→ Required task: Produce the listing below again, exactly as shown.

→ Raw records:

···

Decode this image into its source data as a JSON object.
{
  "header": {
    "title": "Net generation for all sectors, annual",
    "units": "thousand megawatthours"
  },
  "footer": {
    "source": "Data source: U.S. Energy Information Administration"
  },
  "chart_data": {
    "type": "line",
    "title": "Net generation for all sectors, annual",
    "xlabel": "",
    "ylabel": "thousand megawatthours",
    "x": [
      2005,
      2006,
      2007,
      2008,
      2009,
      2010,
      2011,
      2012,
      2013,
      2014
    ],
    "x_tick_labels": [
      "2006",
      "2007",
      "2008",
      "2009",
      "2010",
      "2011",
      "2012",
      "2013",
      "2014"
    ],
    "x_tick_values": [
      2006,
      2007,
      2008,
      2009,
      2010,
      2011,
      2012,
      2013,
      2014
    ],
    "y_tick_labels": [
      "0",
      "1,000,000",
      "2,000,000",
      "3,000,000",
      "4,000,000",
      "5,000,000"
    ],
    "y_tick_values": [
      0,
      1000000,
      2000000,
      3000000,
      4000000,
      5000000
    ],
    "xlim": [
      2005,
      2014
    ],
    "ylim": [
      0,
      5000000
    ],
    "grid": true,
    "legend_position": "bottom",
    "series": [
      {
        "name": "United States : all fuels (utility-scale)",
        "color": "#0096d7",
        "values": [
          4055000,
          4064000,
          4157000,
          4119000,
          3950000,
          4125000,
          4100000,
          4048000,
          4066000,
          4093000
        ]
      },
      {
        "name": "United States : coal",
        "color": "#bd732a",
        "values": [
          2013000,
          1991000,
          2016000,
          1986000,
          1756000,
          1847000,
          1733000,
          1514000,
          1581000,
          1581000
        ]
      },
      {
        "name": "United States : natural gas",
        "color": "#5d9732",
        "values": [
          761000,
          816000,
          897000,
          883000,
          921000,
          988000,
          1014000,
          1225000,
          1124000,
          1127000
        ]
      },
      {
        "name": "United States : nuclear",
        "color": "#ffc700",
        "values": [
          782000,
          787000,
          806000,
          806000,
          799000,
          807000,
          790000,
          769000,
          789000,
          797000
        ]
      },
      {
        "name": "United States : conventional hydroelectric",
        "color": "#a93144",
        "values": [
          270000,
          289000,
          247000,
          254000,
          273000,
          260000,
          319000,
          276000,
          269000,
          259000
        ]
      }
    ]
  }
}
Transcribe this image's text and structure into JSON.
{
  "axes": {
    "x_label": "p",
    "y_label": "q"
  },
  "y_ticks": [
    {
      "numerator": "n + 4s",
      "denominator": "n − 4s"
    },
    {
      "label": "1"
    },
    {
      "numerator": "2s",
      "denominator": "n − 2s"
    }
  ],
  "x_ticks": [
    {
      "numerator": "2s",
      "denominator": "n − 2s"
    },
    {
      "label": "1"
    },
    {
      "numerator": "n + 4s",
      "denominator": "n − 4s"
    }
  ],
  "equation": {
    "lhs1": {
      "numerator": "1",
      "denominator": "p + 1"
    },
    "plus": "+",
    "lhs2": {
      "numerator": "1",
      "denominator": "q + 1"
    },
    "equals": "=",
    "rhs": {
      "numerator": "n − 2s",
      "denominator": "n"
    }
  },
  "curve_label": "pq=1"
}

···

→ Result:
Decode this image into its source data as a JSON object.
{
  "header": {
    "title": "Net generation for all sectors, annual",
    "units": "thousand megawatthours"
  },
  "footer": {
    "source": "Data source: U.S. Energy Information Administration"
  },
  "chart_data": {
    "type": "line",
    "title": "Net generation for all sectors, annual",
    "xlabel": "",
    "ylabel": "thousand megawatthours",
    "x": [
      2005,
      2006,
      2007,
      2008,
      2009,
      2010,
      2011,
      2012,
      2013,
      2014
    ],
    "x_tick_labels": [
      "2006",
      "2007",
      "2008",
      "2009",
      "2010",
      "2011",
      "2012",
      "2013",
      "2014"
    ],
    "x_tick_values": [
      2006,
      2007,
      2008,
      2009,
      2010,
      2011,
      2012,
      2013,
      2014
    ],
    "y_tick_labels": [
      "0",
      "1,000,000",
      "2,000,000",
      "3,000,000",
      "4,000,000",
      "5,000,000"
    ],
    "y_tick_values": [
      0,
      1000000,
      2000000,
      3000000,
      4000000,
      5000000
    ],
    "xlim": [
      2005,
      2014
    ],
    "ylim": [
      0,
      5000000
    ],
    "grid": true,
    "legend_position": "bottom",
    "series": [
      {
        "name": "United States : all fuels (utility-scale)",
        "color": "#0096d7",
        "values": [
          4055000,
          4064000,
          4157000,
          4119000,
          3950000,
          4125000,
          4100000,
          4048000,
          4066000,
          4093000
        ]
      },
      {
        "name": "United States : coal",
        "color": "#bd732a",
        "values": [
          2013000,
          1991000,
          2016000,
          1986000,
          1756000,
          1847000,
          1733000,
          1514000,
          1581000,
          1581000
        ]
      },
      {
        "name": "United States : natural gas",
        "color": "#5d9732",
        "values": [
          761000,
          816000,
          897000,
          883000,
          921000,
          988000,
          1014000,
          1225000,
          1124000,
          1127000
        ]
      },
      {
        "name": "United States : nuclear",
        "color": "#ffc700",
        "values": [
          782000,
          787000,
          806000,
          806000,
          799000,
          807000,
          790000,
          769000,
          789000,
          797000
        ]
      },
      {
        "name": "United States : conventional hydroelectric",
        "color": "#a93144",
        "values": [
          270000,
          289000,
          247000,
          254000,
          273000,
          260000,
          319000,
          276000,
          269000,
          259000
        ]
      }
    ]
  }
}
Transcribe this image's text and structure into JSON.
{
  "axes": {
    "x_label": "p",
    "y_label": "q"
  },
  "y_ticks": [
    {
      "numerator": "n + 4s",
      "denominator": "n − 4s"
    },
    {
      "label": "1"
    },
    {
      "numerator": "2s",
      "denominator": "n − 2s"
    }
  ],
  "x_ticks": [
    {
      "numerator": "2s",
      "denominator": "n − 2s"
    },
    {
      "label": "1"
    },
    {
      "numerator": "n + 4s",
      "denominator": "n − 4s"
    }
  ],
  "equation": {
    "lhs1": {
      "numerator": "1",
      "denominator": "p + 1"
    },
    "plus": "+",
    "lhs2": {
      "numerator": "1",
      "denominator": "q + 1"
    },
    "equals": "=",
    "rhs": {
      "numerator": "n − 2s",
      "denominator": "n"
    }
  },
  "curve_label": "pq=1"
}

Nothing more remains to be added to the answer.